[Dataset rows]
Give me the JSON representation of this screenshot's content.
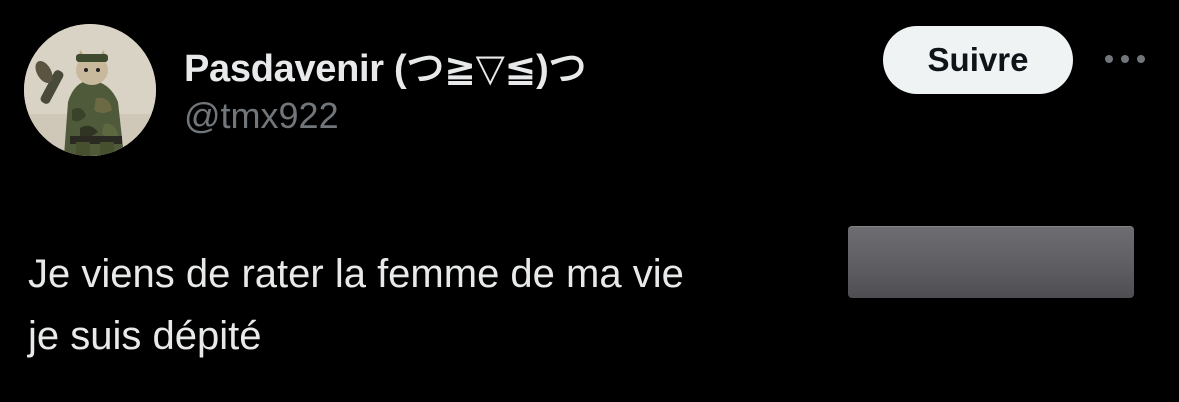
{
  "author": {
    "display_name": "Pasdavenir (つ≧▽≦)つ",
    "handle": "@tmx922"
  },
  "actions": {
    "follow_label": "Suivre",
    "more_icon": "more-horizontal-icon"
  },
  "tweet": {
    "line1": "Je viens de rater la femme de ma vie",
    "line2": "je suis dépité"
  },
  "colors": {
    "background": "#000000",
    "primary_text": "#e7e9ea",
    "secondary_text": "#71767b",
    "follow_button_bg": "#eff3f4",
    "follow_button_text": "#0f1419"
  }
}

▶ Request
Copy every line above word for word and exclude the pictures.

▶ Complete output
Give me the JSON representation of this screenshot's content.
{
  "author": {
    "display_name": "Pasdavenir (つ≧▽≦)つ",
    "handle": "@tmx922"
  },
  "actions": {
    "follow_label": "Suivre",
    "more_icon": "more-horizontal-icon"
  },
  "tweet": {
    "line1": "Je viens de rater la femme de ma vie",
    "line2": "je suis dépité"
  },
  "colors": {
    "background": "#000000",
    "primary_text": "#e7e9ea",
    "secondary_text": "#71767b",
    "follow_button_bg": "#eff3f4",
    "follow_button_text": "#0f1419"
  }
}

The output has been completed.